Begin

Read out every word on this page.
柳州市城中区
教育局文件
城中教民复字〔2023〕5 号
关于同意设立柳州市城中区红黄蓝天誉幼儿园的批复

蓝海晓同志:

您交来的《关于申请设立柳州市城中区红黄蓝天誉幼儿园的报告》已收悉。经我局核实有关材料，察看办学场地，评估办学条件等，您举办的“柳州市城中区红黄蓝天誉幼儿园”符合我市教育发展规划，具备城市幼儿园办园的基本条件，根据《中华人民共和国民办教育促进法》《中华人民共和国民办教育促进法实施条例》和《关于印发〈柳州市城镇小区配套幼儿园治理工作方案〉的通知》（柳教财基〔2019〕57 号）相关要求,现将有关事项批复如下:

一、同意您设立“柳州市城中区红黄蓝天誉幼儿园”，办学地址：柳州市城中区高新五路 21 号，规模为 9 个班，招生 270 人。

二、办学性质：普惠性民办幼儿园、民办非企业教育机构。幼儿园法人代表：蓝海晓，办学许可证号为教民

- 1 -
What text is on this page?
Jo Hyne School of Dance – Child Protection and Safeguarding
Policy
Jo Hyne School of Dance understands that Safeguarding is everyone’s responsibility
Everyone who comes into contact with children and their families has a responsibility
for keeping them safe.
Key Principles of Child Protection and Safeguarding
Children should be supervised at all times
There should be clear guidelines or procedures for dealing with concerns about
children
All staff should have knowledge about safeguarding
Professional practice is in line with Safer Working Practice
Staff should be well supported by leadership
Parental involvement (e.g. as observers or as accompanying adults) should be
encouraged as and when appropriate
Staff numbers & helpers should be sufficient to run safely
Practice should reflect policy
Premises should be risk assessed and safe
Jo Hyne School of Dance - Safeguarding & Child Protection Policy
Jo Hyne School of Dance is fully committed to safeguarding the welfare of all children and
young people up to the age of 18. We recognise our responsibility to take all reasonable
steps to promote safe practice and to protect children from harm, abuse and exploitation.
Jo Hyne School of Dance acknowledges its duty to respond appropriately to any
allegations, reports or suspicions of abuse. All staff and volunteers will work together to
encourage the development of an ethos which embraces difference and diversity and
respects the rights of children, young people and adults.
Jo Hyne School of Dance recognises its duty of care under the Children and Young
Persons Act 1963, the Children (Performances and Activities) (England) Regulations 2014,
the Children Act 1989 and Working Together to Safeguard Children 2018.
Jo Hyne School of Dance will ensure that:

End
Begin

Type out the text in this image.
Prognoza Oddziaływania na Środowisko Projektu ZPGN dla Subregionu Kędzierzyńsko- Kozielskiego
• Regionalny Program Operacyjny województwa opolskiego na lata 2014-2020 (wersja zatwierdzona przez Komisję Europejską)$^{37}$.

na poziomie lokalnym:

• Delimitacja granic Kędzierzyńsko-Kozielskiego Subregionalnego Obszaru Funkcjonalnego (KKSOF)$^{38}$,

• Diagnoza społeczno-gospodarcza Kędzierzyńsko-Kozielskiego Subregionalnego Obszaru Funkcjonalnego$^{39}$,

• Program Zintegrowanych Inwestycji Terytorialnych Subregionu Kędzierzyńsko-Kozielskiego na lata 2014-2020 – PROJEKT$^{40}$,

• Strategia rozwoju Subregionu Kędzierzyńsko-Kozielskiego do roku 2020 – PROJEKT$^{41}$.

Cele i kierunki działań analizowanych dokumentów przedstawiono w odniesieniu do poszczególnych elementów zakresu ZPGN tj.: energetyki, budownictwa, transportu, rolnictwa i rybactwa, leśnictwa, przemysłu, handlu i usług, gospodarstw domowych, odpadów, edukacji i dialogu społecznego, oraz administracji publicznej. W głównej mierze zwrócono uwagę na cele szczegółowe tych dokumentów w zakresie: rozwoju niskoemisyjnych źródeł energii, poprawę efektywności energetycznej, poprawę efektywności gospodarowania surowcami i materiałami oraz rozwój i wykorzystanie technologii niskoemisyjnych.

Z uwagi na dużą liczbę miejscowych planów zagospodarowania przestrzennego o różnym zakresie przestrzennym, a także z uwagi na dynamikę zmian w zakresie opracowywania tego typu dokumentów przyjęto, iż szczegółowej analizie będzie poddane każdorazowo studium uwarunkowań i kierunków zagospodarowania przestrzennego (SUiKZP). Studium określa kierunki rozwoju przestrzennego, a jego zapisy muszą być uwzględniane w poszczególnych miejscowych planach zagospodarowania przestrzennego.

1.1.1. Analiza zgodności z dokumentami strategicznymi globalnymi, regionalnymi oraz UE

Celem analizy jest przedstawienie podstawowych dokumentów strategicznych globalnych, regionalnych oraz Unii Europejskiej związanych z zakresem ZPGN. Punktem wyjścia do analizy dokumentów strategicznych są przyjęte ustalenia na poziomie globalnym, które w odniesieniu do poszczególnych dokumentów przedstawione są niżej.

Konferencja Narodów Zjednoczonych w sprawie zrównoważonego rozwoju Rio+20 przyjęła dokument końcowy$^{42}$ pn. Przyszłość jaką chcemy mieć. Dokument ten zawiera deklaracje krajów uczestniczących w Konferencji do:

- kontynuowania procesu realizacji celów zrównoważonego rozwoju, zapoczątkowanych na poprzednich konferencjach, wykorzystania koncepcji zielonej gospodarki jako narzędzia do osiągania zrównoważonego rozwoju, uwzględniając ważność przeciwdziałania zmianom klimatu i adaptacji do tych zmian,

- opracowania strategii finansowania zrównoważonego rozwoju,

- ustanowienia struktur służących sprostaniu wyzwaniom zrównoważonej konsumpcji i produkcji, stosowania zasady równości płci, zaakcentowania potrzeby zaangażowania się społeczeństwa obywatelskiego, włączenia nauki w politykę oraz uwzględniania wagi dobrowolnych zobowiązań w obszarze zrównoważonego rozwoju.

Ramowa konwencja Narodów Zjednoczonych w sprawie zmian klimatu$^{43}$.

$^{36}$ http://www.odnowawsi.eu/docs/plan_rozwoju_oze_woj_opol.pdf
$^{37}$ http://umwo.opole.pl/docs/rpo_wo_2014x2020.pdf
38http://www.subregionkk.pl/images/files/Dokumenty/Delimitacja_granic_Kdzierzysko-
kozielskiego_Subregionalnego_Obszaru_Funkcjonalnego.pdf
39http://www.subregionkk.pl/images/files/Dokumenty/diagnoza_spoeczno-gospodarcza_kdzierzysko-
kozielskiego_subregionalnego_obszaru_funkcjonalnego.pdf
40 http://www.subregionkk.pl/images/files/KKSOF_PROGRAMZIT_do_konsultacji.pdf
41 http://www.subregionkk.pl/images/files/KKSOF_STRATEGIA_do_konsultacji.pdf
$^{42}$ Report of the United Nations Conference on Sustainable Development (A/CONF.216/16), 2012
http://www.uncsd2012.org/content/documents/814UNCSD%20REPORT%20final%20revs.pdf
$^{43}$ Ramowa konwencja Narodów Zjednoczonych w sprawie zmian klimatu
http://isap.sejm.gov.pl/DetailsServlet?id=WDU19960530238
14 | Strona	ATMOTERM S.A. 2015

End

What is required: Go through the listing above and locate each line that holds the word "docs". Copy those lines.

Full answer:
$^{36}$ http://www.odnowawsi.eu/docs/plan_rozwoju_oze_woj_opol.pdf
$^{37}$ http://umwo.opole.pl/docs/rpo_wo_2014x2020.pdf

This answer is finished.